(Source data)
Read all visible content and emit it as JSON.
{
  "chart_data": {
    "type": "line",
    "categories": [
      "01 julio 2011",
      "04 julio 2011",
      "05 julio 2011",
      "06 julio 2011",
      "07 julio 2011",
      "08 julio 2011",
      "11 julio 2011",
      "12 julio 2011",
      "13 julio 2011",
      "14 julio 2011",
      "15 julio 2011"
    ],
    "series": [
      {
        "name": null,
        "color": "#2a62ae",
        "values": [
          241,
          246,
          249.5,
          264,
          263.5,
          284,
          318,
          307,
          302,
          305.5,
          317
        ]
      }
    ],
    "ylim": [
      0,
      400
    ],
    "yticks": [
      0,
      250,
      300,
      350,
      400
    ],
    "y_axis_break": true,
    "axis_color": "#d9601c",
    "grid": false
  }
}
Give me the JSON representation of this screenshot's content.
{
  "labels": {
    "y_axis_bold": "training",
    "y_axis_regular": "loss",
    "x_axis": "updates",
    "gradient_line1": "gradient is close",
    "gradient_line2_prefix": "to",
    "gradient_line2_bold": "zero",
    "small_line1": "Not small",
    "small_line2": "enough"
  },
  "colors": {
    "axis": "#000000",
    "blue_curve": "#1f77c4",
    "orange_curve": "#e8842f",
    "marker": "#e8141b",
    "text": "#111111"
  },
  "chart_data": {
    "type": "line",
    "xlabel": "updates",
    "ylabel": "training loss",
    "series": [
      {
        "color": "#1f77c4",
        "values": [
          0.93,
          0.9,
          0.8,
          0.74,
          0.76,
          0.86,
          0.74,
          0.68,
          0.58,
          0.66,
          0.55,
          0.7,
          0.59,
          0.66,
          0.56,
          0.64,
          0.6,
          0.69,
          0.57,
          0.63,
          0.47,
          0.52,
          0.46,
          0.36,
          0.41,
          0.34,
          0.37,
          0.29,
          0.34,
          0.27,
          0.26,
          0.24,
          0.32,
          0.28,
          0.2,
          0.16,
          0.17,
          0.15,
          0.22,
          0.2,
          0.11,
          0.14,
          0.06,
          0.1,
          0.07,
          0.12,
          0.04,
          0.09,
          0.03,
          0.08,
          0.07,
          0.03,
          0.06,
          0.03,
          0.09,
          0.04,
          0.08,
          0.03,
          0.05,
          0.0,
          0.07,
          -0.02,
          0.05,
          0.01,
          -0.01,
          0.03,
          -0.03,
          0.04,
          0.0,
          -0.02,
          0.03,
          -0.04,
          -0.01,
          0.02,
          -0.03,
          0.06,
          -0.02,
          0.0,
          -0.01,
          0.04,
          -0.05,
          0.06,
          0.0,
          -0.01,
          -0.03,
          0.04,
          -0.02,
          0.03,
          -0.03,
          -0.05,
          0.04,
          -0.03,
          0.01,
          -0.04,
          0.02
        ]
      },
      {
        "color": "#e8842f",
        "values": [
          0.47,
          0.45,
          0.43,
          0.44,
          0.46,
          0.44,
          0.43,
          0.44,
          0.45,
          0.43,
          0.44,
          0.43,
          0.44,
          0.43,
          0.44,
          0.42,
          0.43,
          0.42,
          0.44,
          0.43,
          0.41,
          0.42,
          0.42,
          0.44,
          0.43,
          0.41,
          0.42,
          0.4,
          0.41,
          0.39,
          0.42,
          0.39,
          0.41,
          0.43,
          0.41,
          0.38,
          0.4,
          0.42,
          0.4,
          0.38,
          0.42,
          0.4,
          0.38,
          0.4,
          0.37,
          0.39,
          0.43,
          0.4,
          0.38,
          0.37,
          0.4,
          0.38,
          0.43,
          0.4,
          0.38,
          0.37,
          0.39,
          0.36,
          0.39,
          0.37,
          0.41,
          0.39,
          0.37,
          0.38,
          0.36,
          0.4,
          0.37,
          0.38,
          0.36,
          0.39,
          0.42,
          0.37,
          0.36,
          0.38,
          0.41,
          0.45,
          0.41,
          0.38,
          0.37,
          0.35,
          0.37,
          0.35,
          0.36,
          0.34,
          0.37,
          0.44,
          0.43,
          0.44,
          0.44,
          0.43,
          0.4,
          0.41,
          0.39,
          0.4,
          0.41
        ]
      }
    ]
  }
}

EXERCISE AIM: Each line holding the word "training" counts once; report the total and nothing else.

RESPONSE BELOW: 2